Rows excerpted from a collection
-- Begin --

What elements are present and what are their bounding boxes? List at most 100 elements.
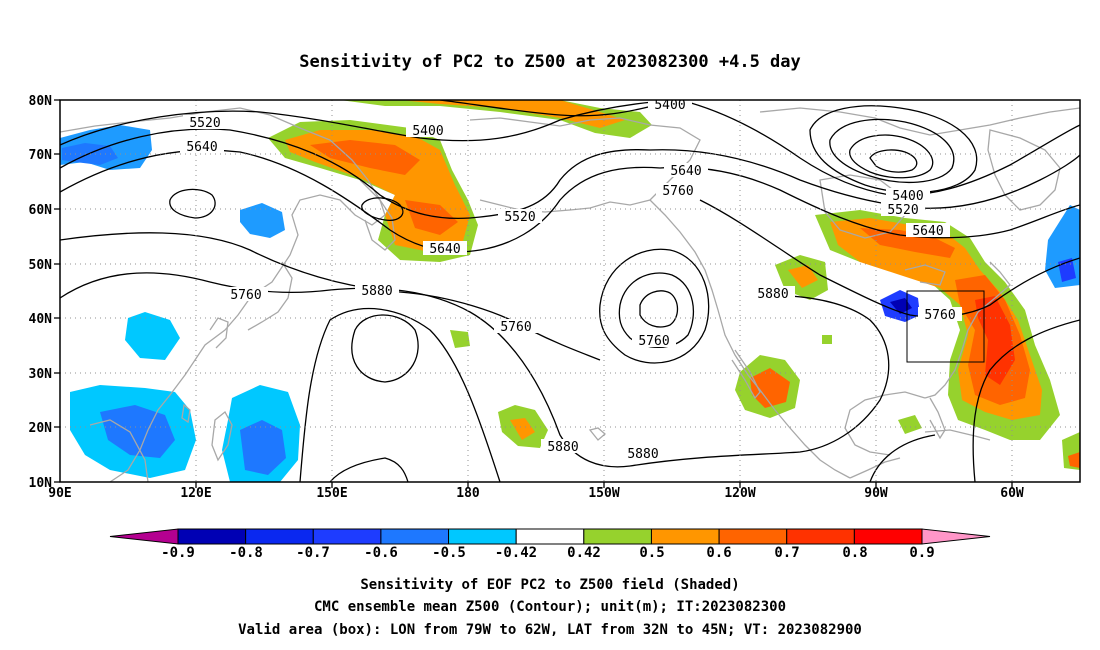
contour-low-arctic-1 <box>809 105 978 194</box>
negative-sensitivity-areas <box>60 125 1080 482</box>
colorbar-cell <box>448 528 517 545</box>
coastline-hawaii <box>588 427 606 441</box>
contour-5880-atlantic-2 <box>869 434 936 482</box>
contour-5760-low-3 <box>639 290 679 328</box>
contour-5880-east <box>629 295 890 467</box>
contour-label: 5760 <box>230 288 261 303</box>
lon-axis: 90E 120E 150E 180 150W 120W 90W 60W <box>48 482 1024 501</box>
lon-label: 90E <box>48 486 71 501</box>
colorbar-tick-label: 0.9 <box>909 545 934 561</box>
contour-low-arctic-4 <box>869 149 918 173</box>
shade-pos-canada-west-core <box>788 265 818 288</box>
lon-label: 180 <box>456 486 480 501</box>
contour-5640-east <box>659 166 1080 239</box>
contour-label: 5520 <box>504 210 535 225</box>
colorbar-tick-label: 0.8 <box>842 545 867 561</box>
shade-pos-eastna-red <box>860 228 955 258</box>
coastline-greenland <box>987 129 1061 211</box>
lat-label: 70N <box>29 148 53 163</box>
contour-label: 5760 <box>638 334 669 349</box>
colorbar-cell <box>312 528 382 545</box>
contour-5760-east <box>699 199 1080 318</box>
coastline-gulf <box>844 391 926 456</box>
lat-axis: 80N 70N 60N 50N 40N 30N 20N 10N <box>29 94 60 491</box>
colorbar-tick-label: -0.8 <box>229 545 263 561</box>
lat-label: 80N <box>29 94 53 109</box>
contour-label: 5400 <box>412 124 443 139</box>
colorbar-tick-label: -0.42 <box>495 545 537 561</box>
colorbar-tick-label: -0.9 <box>161 545 195 561</box>
shade-blue-5-core <box>240 420 286 475</box>
contour-5880-south <box>299 307 501 482</box>
contour-5520-west <box>60 128 651 220</box>
contour-label: 5400 <box>892 189 923 204</box>
positive-sensitivity-areas <box>268 100 1080 470</box>
caption-line-3: Valid area (box): LON from 79W to 62W, L… <box>238 622 862 638</box>
colorbar-cell <box>718 528 788 545</box>
caption: Sensitivity of EOF PC2 to Z500 field (Sh… <box>238 577 862 638</box>
contour-5760-low-1 <box>599 248 710 364</box>
shade-pos-bering-red <box>310 140 420 175</box>
lon-label: 150W <box>588 486 619 501</box>
contour-label: 5400 <box>654 98 685 113</box>
colorbar-cell <box>650 528 720 545</box>
contour-label: 5520 <box>887 203 918 218</box>
contour-low-arctic-2 <box>829 118 955 184</box>
colorbar: -0.9 -0.8 -0.7 -0.6 -0.5 -0.42 0.42 0.5 … <box>109 528 991 561</box>
colorbar-cell <box>380 528 450 545</box>
lat-label: 60N <box>29 203 53 218</box>
caption-line-2: CMC ensemble mean Z500 (Contour); unit(m… <box>314 599 786 615</box>
shade-blue-3 <box>125 312 180 360</box>
contour-label: 5640 <box>912 224 943 239</box>
lon-label: 90W <box>864 486 888 501</box>
shade-pos-small-2 <box>898 415 922 434</box>
lat-label: 20N <box>29 421 53 436</box>
valid-area-box <box>906 290 985 363</box>
colorbar-tick-label: 0.5 <box>639 545 664 561</box>
contour-label: 5640 <box>429 242 460 257</box>
contour-5880-inner <box>351 314 419 383</box>
colorbar-cell <box>177 528 247 545</box>
coastline-philippines <box>211 411 233 462</box>
lat-label: 10N <box>29 476 53 491</box>
coastline-arctic-islands <box>759 107 1080 136</box>
shade-pos-tropics-1 <box>450 330 470 348</box>
shade-pos-small-1-core <box>1068 452 1080 468</box>
colorbar-tick-label: -0.6 <box>364 545 398 561</box>
map-title: Sensitivity of PC2 to Z500 at 2023082300… <box>299 52 801 72</box>
contour-label: 5880 <box>547 440 578 455</box>
colorbar-cell <box>583 528 652 545</box>
coastline-korea <box>209 317 229 349</box>
lon-label: 120W <box>724 486 755 501</box>
map-frame <box>59 99 1081 483</box>
coastline-caribbean <box>924 429 991 441</box>
contour-5400-north <box>439 100 661 117</box>
contour-5400-west <box>60 100 681 146</box>
coastline-kamchatka <box>359 179 396 251</box>
contour-label: 5640 <box>670 164 701 179</box>
shade-pos-mexico-core <box>750 368 790 408</box>
sensitivity-shading <box>60 100 1080 482</box>
shade-blue-2 <box>240 203 285 238</box>
contour-label: 5880 <box>361 284 392 299</box>
coastline-baja <box>731 349 761 400</box>
contour-label: 5880 <box>627 447 658 462</box>
contour-low-bering <box>361 197 404 221</box>
lon-label: 60W <box>1000 486 1024 501</box>
contour-label: 5520 <box>189 116 220 131</box>
coastline-na-east <box>924 261 1011 399</box>
colorbar-cell <box>109 528 179 545</box>
colorbar-tick-label: -0.7 <box>296 545 330 561</box>
lat-label: 30N <box>29 367 53 382</box>
lon-label: 150E <box>316 486 347 501</box>
contour-5880-nwp <box>329 457 409 482</box>
contour-5760-low-2 <box>618 272 695 348</box>
contour-low-arctic-3 <box>849 134 934 179</box>
contour-label: 5640 <box>186 140 217 155</box>
lat-label: 40N <box>29 312 53 327</box>
contour-label: 5760 <box>662 184 693 199</box>
colorbar-cell <box>515 528 585 545</box>
coastline-great-lakes <box>904 264 946 286</box>
shade-pos-small-3 <box>822 335 832 344</box>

-- End --

What you should do:
Format the lines starting at the one containing "contour-low-arctic-1 <box>809 105" and ending at the one containing "contour-5880-atlantic-2 <box>869 434" as a Markdown table with the columns "No." and "Line". Number each line in order and leave out any blank lines.

Solution below:
| No. | Line |
|---|---|
| 1 | contour-low-arctic-1 <box>809 105 978 194</box> |
| 2 | negative-sensitivity-areas <box>60 125 1080 482</box> |
| 3 | colorbar-cell <box>448 528 517 545</box> |
| 4 | coastline-hawaii <box>588 427 606 441</box> |
| 5 | contour-5880-atlantic-2 <box>869 434 936 482</box> |